▶ **Exercise goal**: Please copy out the lines of the material below word for word, starting at the line that contains "What elements are" and stopping after the line that contains "axisymmetric-component-button[interactable]: 2D Axisymmetric".

▶ **Given information**:
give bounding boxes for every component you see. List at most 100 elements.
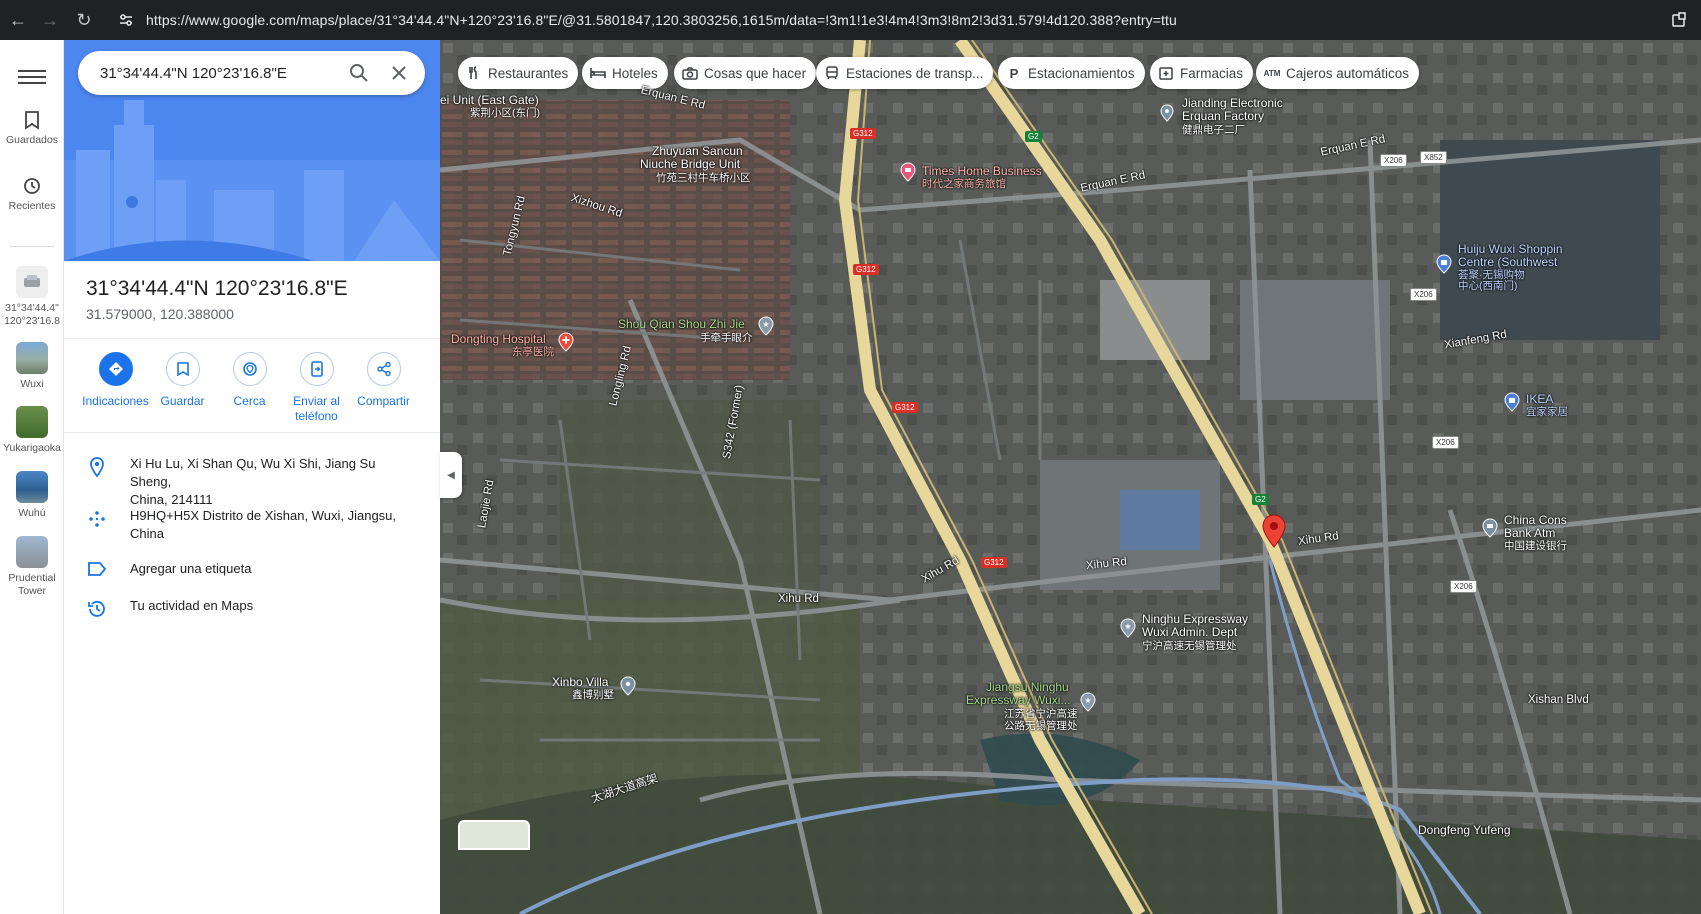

* * *

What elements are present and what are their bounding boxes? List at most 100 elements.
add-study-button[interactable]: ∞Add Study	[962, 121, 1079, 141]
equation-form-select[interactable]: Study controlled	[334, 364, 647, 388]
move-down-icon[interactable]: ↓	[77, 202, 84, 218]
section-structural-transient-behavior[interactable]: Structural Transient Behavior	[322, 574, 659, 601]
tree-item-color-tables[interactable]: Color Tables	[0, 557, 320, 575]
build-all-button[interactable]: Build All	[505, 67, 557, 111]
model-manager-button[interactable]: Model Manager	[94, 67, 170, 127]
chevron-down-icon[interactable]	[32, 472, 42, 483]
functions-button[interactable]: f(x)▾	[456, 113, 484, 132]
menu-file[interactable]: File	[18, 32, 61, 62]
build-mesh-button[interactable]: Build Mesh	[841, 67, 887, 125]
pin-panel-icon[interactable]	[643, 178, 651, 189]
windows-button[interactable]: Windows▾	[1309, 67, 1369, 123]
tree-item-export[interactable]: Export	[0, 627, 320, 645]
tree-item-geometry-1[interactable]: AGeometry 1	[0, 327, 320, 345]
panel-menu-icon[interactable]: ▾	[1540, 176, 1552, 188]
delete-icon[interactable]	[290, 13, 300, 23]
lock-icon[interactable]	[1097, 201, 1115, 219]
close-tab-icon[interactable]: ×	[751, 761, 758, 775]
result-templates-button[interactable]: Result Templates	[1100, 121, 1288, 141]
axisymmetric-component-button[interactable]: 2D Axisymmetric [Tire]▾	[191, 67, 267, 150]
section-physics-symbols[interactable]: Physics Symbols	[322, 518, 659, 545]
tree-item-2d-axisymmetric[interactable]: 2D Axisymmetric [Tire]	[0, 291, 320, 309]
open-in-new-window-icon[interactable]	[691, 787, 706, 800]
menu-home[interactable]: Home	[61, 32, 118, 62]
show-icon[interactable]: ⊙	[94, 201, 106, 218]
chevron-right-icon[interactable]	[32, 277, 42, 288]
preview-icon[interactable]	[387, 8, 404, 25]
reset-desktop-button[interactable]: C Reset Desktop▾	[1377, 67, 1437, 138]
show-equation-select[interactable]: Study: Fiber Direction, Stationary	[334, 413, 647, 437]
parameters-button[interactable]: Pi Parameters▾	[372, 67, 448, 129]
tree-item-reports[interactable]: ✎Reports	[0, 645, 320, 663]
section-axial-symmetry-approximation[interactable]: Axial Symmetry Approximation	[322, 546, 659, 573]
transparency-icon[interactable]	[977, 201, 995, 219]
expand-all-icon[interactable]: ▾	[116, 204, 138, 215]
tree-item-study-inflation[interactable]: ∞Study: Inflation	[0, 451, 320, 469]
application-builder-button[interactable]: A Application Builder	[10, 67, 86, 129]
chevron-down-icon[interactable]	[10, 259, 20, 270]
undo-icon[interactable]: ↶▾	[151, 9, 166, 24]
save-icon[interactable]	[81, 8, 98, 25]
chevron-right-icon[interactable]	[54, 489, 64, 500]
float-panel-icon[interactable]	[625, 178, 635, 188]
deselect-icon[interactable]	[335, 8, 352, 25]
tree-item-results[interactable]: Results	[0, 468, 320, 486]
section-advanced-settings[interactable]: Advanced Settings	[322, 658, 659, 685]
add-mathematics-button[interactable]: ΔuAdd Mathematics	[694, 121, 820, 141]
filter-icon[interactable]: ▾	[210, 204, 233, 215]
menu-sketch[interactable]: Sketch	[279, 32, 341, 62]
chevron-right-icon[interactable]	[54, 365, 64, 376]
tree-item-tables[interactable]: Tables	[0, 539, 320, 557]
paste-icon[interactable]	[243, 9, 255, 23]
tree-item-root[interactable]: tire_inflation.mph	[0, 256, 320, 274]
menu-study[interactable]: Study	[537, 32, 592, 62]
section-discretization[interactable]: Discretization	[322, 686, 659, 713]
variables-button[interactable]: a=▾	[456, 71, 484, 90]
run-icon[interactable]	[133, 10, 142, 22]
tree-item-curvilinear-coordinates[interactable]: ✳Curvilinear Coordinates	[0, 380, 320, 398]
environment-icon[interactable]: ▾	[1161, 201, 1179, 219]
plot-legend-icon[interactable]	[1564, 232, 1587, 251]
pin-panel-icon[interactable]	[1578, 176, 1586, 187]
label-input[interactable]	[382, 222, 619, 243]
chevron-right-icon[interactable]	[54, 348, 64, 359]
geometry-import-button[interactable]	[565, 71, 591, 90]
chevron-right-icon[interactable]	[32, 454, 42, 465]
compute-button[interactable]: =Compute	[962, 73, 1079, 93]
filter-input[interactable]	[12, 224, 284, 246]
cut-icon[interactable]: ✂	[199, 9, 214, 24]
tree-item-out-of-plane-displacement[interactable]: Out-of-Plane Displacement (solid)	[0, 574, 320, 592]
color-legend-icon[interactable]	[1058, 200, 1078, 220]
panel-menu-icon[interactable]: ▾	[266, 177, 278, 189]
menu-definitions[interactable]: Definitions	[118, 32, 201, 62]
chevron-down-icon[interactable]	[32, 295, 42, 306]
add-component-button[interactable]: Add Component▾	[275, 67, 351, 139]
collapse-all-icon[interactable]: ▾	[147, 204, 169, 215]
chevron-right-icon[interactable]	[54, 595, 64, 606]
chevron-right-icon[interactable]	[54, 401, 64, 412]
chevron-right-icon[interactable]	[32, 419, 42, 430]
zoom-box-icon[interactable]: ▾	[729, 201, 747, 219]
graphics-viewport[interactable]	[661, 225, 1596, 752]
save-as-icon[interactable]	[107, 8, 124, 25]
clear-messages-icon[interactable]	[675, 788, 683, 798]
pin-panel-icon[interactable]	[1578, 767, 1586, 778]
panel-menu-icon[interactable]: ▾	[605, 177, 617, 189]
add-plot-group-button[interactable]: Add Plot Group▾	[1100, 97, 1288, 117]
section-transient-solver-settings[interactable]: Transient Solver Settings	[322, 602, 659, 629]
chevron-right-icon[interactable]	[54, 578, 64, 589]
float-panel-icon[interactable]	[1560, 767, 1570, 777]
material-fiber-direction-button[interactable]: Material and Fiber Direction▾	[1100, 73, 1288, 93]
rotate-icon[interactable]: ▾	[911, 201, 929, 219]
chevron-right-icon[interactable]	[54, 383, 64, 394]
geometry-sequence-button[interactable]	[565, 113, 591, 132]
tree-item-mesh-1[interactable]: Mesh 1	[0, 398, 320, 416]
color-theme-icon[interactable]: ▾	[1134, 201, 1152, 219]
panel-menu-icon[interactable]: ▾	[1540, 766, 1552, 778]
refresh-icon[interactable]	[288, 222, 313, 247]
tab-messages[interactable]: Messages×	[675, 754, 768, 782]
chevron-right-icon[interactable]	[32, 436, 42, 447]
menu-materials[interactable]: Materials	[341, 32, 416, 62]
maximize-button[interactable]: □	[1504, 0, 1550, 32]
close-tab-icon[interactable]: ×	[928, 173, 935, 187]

▶ **The result**:
What elements are present and what are their bounding boxes? List at most 100 elements.
add-study-button[interactable]: ∞Add Study	[962, 121, 1079, 141]
equation-form-select[interactable]: Study controlled	[334, 364, 647, 388]
move-down-icon[interactable]: ↓	[77, 202, 84, 218]
section-structural-transient-behavior[interactable]: Structural Transient Behavior	[322, 574, 659, 601]
tree-item-color-tables[interactable]: Color Tables	[0, 557, 320, 575]
build-all-button[interactable]: Build All	[505, 67, 557, 111]
model-manager-button[interactable]: Model Manager	[94, 67, 170, 127]
chevron-down-icon[interactable]	[32, 472, 42, 483]
functions-button[interactable]: f(x)▾	[456, 113, 484, 132]
menu-file[interactable]: File	[18, 32, 61, 62]
build-mesh-button[interactable]: Build Mesh	[841, 67, 887, 125]
pin-panel-icon[interactable]	[643, 178, 651, 189]
windows-button[interactable]: Windows▾	[1309, 67, 1369, 123]
tree-item-export[interactable]: Export	[0, 627, 320, 645]
tree-item-geometry-1[interactable]: AGeometry 1	[0, 327, 320, 345]
panel-menu-icon[interactable]: ▾	[1540, 176, 1552, 188]
delete-icon[interactable]	[290, 13, 300, 23]
lock-icon[interactable]	[1097, 201, 1115, 219]
close-tab-icon[interactable]: ×	[751, 761, 758, 775]
result-templates-button[interactable]: Result Templates	[1100, 121, 1288, 141]
axisymmetric-component-button[interactable]: 2D Axisymmetric [Tire]▾	[191, 67, 267, 150]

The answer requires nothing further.